In the records below, pick out all lines containing the word "Varmista".

(Extracted records)
>>>

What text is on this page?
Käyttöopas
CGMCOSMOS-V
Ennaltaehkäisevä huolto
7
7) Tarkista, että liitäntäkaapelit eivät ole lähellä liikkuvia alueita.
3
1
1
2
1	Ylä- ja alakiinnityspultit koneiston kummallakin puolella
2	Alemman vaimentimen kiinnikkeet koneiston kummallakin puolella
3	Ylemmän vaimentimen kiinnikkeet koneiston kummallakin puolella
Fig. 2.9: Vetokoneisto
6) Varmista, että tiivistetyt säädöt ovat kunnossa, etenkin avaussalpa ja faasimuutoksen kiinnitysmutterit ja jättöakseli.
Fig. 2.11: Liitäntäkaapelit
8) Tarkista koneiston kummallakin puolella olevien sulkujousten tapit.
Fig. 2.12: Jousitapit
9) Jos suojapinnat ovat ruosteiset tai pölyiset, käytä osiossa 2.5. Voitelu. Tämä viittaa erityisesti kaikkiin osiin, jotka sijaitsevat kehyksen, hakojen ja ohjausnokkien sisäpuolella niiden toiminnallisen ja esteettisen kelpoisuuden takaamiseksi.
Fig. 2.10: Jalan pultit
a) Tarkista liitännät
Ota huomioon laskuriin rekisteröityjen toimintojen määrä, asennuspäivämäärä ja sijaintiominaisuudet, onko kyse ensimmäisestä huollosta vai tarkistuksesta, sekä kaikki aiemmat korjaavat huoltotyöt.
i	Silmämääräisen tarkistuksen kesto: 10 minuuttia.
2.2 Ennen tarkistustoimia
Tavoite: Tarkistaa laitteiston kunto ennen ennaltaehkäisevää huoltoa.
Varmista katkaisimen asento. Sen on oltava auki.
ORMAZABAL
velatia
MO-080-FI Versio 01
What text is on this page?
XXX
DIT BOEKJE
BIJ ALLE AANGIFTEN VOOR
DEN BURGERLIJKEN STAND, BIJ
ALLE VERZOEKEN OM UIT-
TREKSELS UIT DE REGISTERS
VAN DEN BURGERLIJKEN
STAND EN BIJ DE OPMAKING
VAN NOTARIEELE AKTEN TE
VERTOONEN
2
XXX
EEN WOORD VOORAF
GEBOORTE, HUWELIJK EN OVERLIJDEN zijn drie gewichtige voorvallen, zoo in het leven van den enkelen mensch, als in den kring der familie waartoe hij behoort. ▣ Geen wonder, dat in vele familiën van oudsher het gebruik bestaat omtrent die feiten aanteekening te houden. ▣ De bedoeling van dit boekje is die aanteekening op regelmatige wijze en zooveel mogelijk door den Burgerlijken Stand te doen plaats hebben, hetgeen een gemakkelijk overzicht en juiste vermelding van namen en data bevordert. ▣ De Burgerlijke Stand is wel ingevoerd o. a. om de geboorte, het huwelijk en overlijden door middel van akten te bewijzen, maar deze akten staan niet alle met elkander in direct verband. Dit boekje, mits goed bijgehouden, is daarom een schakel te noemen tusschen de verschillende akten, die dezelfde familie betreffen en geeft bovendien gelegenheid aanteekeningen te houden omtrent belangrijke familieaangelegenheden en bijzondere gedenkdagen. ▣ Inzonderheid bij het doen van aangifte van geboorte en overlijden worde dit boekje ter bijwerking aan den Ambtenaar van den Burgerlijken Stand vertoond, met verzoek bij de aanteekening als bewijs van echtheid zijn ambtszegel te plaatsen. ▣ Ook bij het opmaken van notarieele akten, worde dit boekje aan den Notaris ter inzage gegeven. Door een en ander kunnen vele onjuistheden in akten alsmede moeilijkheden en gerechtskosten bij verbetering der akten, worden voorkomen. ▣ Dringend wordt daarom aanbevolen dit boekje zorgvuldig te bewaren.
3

<<<

Solution to this exercise:
6) Varmista, että tiivistetyt säädöt ovat kunnossa, etenkin avaussalpa ja faasimuutoksen kiinnitysmutterit ja jättöakseli.
Varmista katkaisimen asento. Sen on oltava auki.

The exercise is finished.